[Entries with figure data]
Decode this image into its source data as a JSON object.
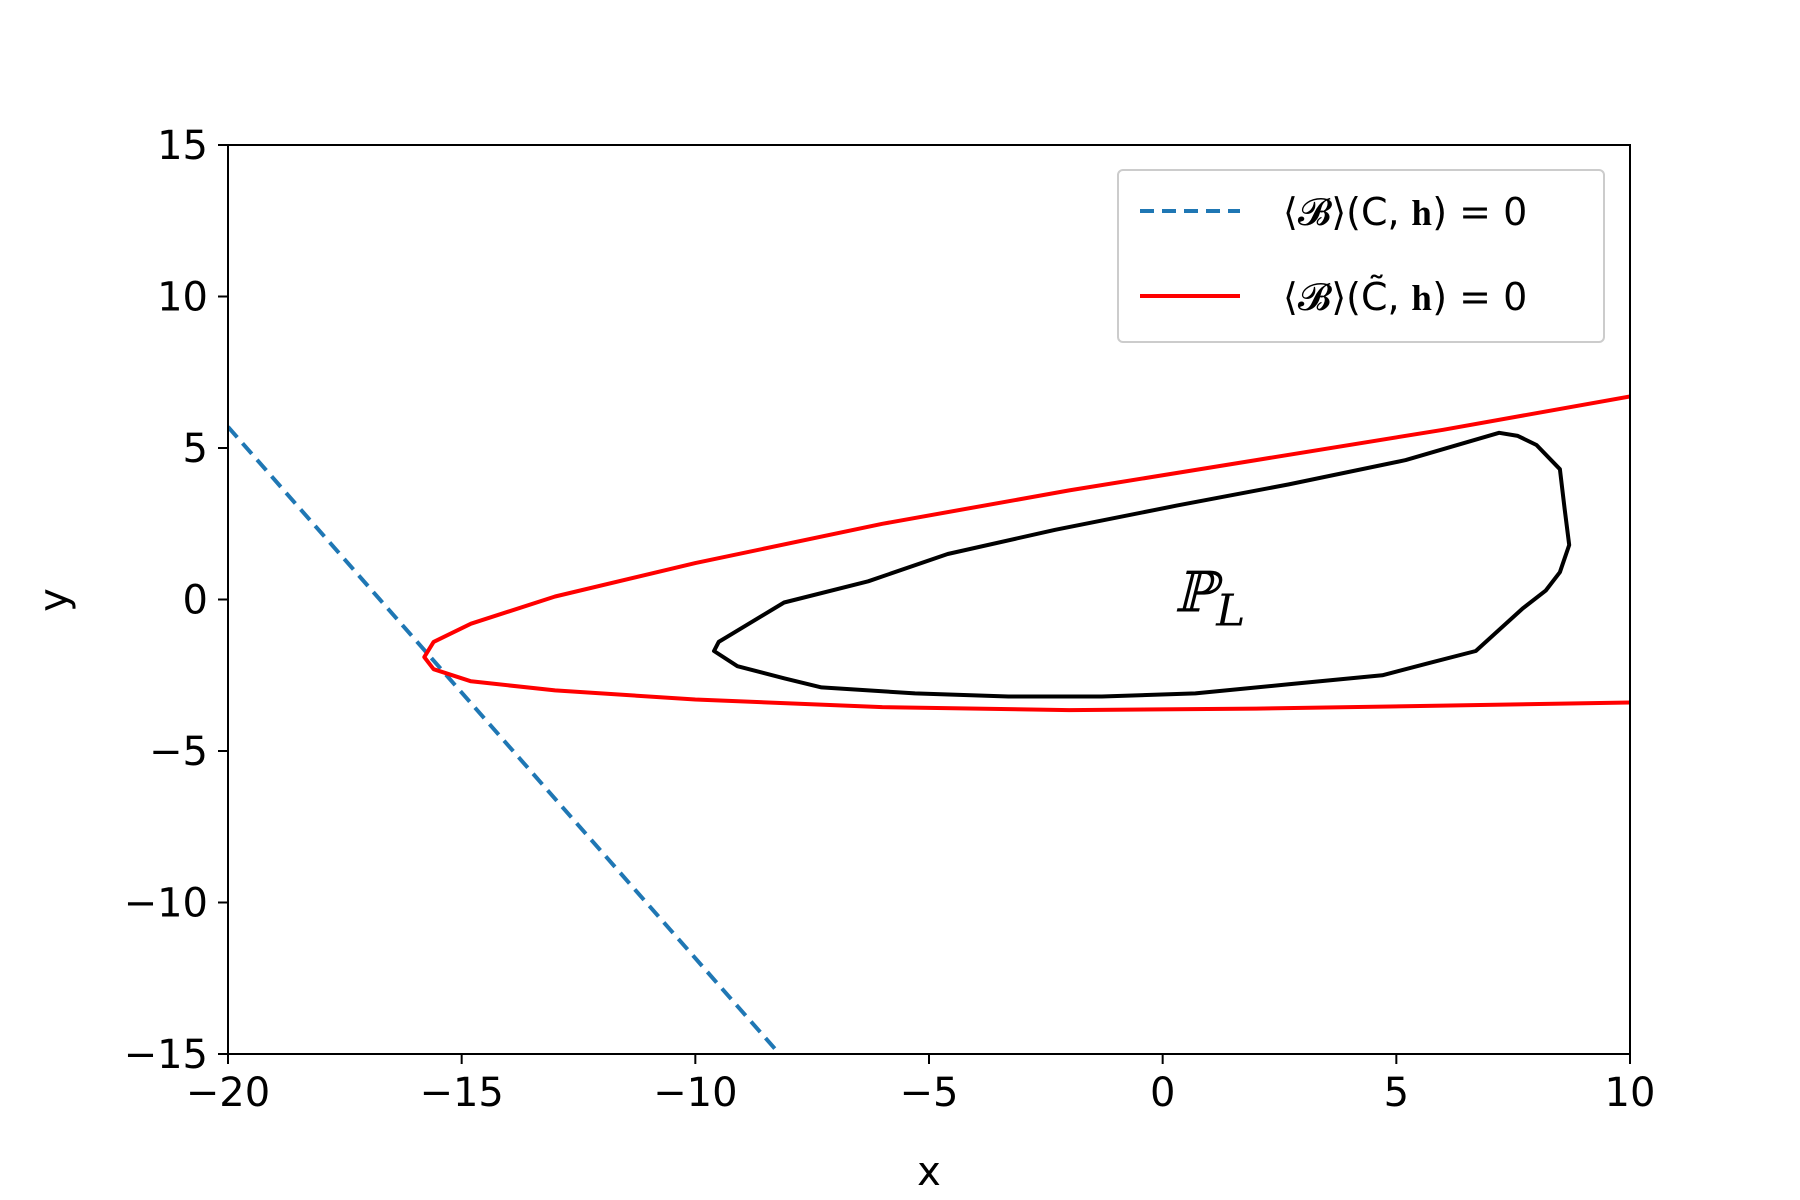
{
  "chart_data": {
    "type": "line",
    "title": "",
    "xlabel": "x",
    "ylabel": "y",
    "xlim": [
      -20,
      10
    ],
    "ylim": [
      -15,
      15
    ],
    "xticks": [
      -20,
      -15,
      -10,
      -5,
      0,
      5,
      10
    ],
    "yticks": [
      -15,
      -10,
      -5,
      0,
      5,
      10,
      15
    ],
    "xtick_labels": [
      "−20",
      "−15",
      "−10",
      "−5",
      "0",
      "5",
      "10"
    ],
    "ytick_labels": [
      "−15",
      "−10",
      "−5",
      "0",
      "5",
      "10",
      "15"
    ],
    "grid": false,
    "legend_position": "top-right",
    "series": [
      {
        "name": "⟨𝓑⟩(C, 𝐡) = 0",
        "style": "dashed",
        "color": "#1f77b4",
        "x": [
          -20,
          -8.2
        ],
        "y": [
          5.7,
          -15
        ]
      },
      {
        "name": "⟨𝓑⟩(C̃, 𝐡) = 0",
        "style": "solid",
        "color": "#ff0000",
        "x": [
          10,
          6,
          2,
          -2,
          -6,
          -10,
          -13,
          -14.8,
          -15.6,
          -15.8,
          -15.6,
          -14.8,
          -13,
          -10,
          -6,
          -2,
          2,
          6,
          10
        ],
        "y": [
          6.7,
          5.6,
          4.6,
          3.6,
          2.5,
          1.2,
          0.1,
          -0.8,
          -1.4,
          -1.9,
          -2.3,
          -2.7,
          -3.0,
          -3.3,
          -3.55,
          -3.65,
          -3.6,
          -3.5,
          -3.4
        ]
      }
    ],
    "region": {
      "label": "ℙ",
      "subscript": "L",
      "label_x": 0,
      "label_y": 0,
      "color": "#000000",
      "x": [
        7.2,
        7.6,
        8.0,
        8.5,
        8.6,
        8.7,
        8.5,
        8.2,
        7.7,
        6.7,
        5.7,
        4.7,
        2.7,
        0.7,
        -1.3,
        -3.3,
        -5.3,
        -7.3,
        -8.1,
        -9.1,
        -9.6,
        -9.5,
        -8.1,
        -6.3,
        -4.6,
        -2.3,
        0.3,
        2.7,
        5.2,
        7.2
      ],
      "y": [
        5.5,
        5.4,
        5.1,
        4.3,
        3.0,
        1.8,
        0.9,
        0.3,
        -0.3,
        -1.7,
        -2.1,
        -2.5,
        -2.8,
        -3.1,
        -3.2,
        -3.2,
        -3.1,
        -2.9,
        -2.6,
        -2.2,
        -1.7,
        -1.4,
        -0.1,
        0.6,
        1.5,
        2.3,
        3.1,
        3.8,
        4.6,
        5.5
      ]
    }
  }
}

- [Written request]: Collect the lines of the data that carry the word "color".

- [Solution]:
        "color": "#1f77b4",
        "color": "#ff0000",
      "color": "#000000",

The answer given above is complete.